» **Exercise objective**
Give the data below again exactly as it stands. Omit the pictures.

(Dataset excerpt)
------------------------------------------------------------
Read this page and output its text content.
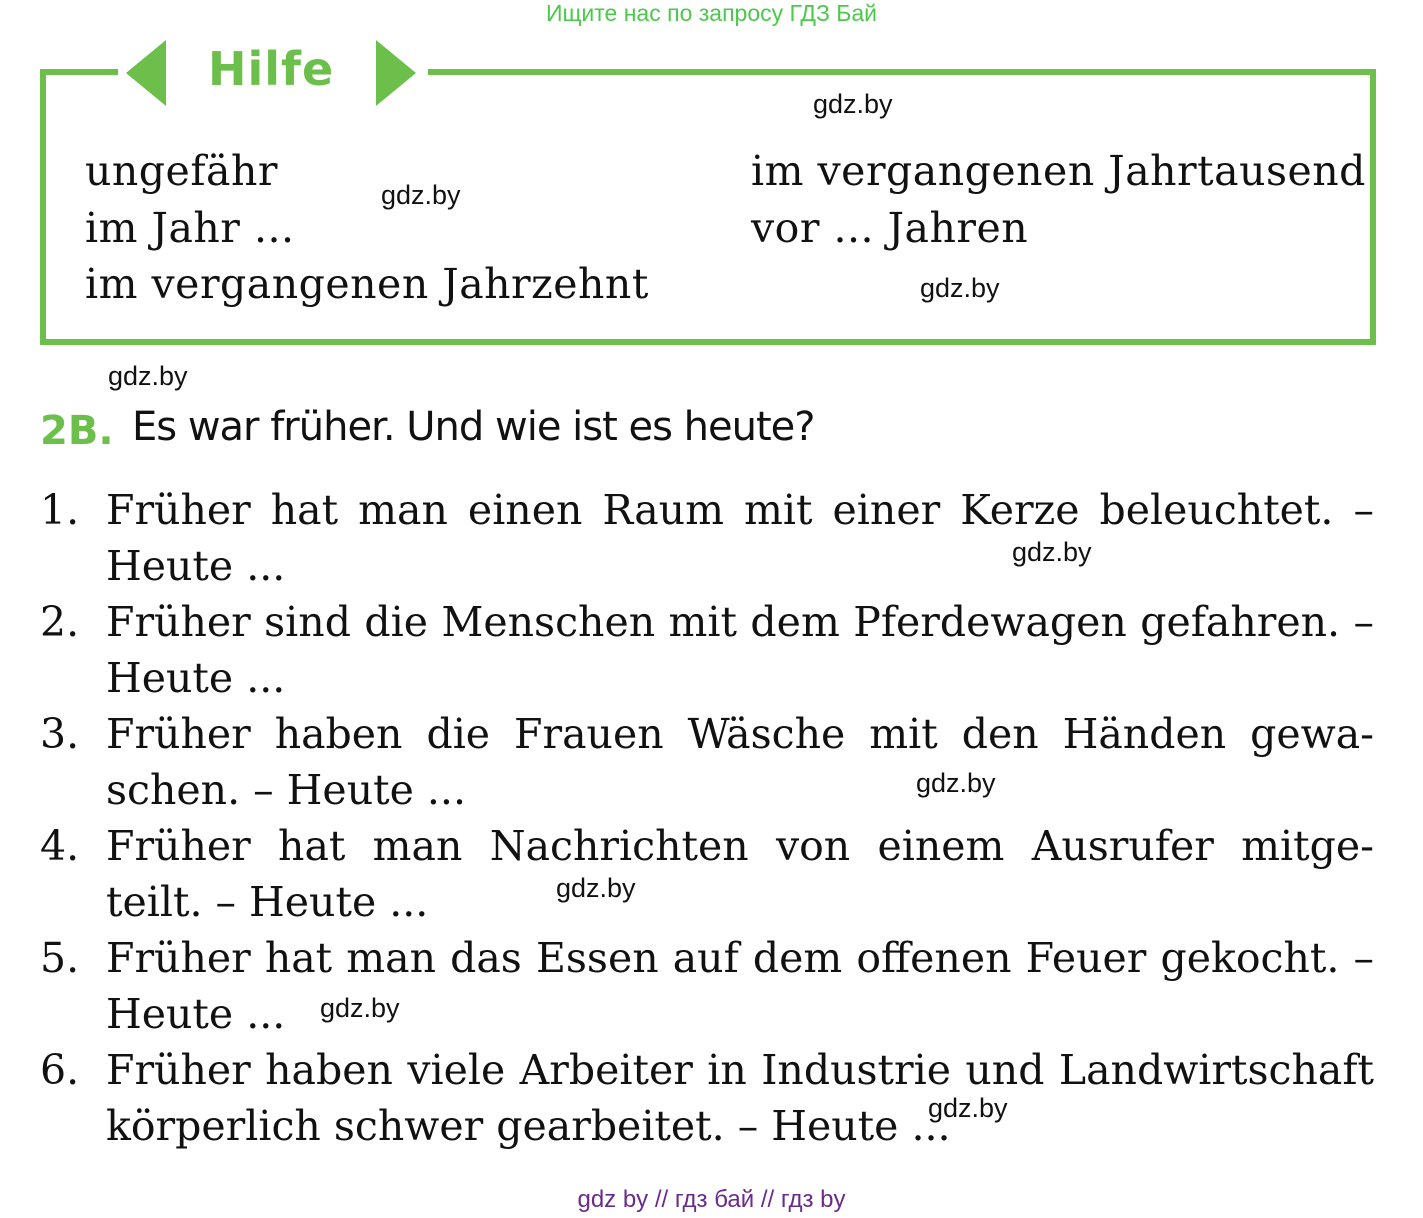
Ищите нас по запросу ГДЗ Бай
Hilfe
ungefähr
im Jahr ...
im vergangenen Jahrzehnt
im vergangenen Jahrtausend
vor ... Jahren
2B. Es war früher. Und wie ist es heute?
1. Früher hat man einen Raum mit einer Kerze beleuchtet. –
Heute ...
2. Früher sind die Menschen mit dem Pferdewagen gefahren. –
Heute ...
3. Früher haben die Frauen Wäsche mit den Händen gewa-
schen. – Heute ...
4. Früher hat man Nachrichten von einem Ausrufer mitge-
teilt. – Heute ...
5. Früher hat man das Essen auf dem offenen Feuer gekocht. –
Heute ...
6. Früher haben viele Arbeiter in Industrie und Landwirtschaft
körperlich schwer gearbeitet. – Heute ...
gdz.by
gdz.by
gdz.by
gdz.by
gdz.by
gdz.by
gdz.by
gdz.by
gdz.by
gdz by // гдз бай // гдз by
------------------------------------------------------------
» **Answer to the exercise**
Read this page and output its text content.
Ищите нас по запросу ГДЗ Бай
Hilfe
ungefähr
im Jahr ...
im vergangenen Jahrzehnt
im vergangenen Jahrtausend
vor ... Jahren
2B. Es war früher. Und wie ist es heute?
1. Früher hat man einen Raum mit einer Kerze beleuchtet. –
Heute ...
2. Früher sind die Menschen mit dem Pferdewagen gefahren. –
Heute ...
3. Früher haben die Frauen Wäsche mit den Händen gewa-
schen. – Heute ...
4. Früher hat man Nachrichten von einem Ausrufer mitge-
teilt. – Heute ...
5. Früher hat man das Essen auf dem offenen Feuer gekocht. –
Heute ...
6. Früher haben viele Arbeiter in Industrie und Landwirtschaft
körperlich schwer gearbeitet. – Heute ...
gdz.by
gdz.by
gdz.by
gdz.by
gdz.by
gdz.by
gdz.by
gdz.by
gdz.by
gdz by // гдз бай // гдз by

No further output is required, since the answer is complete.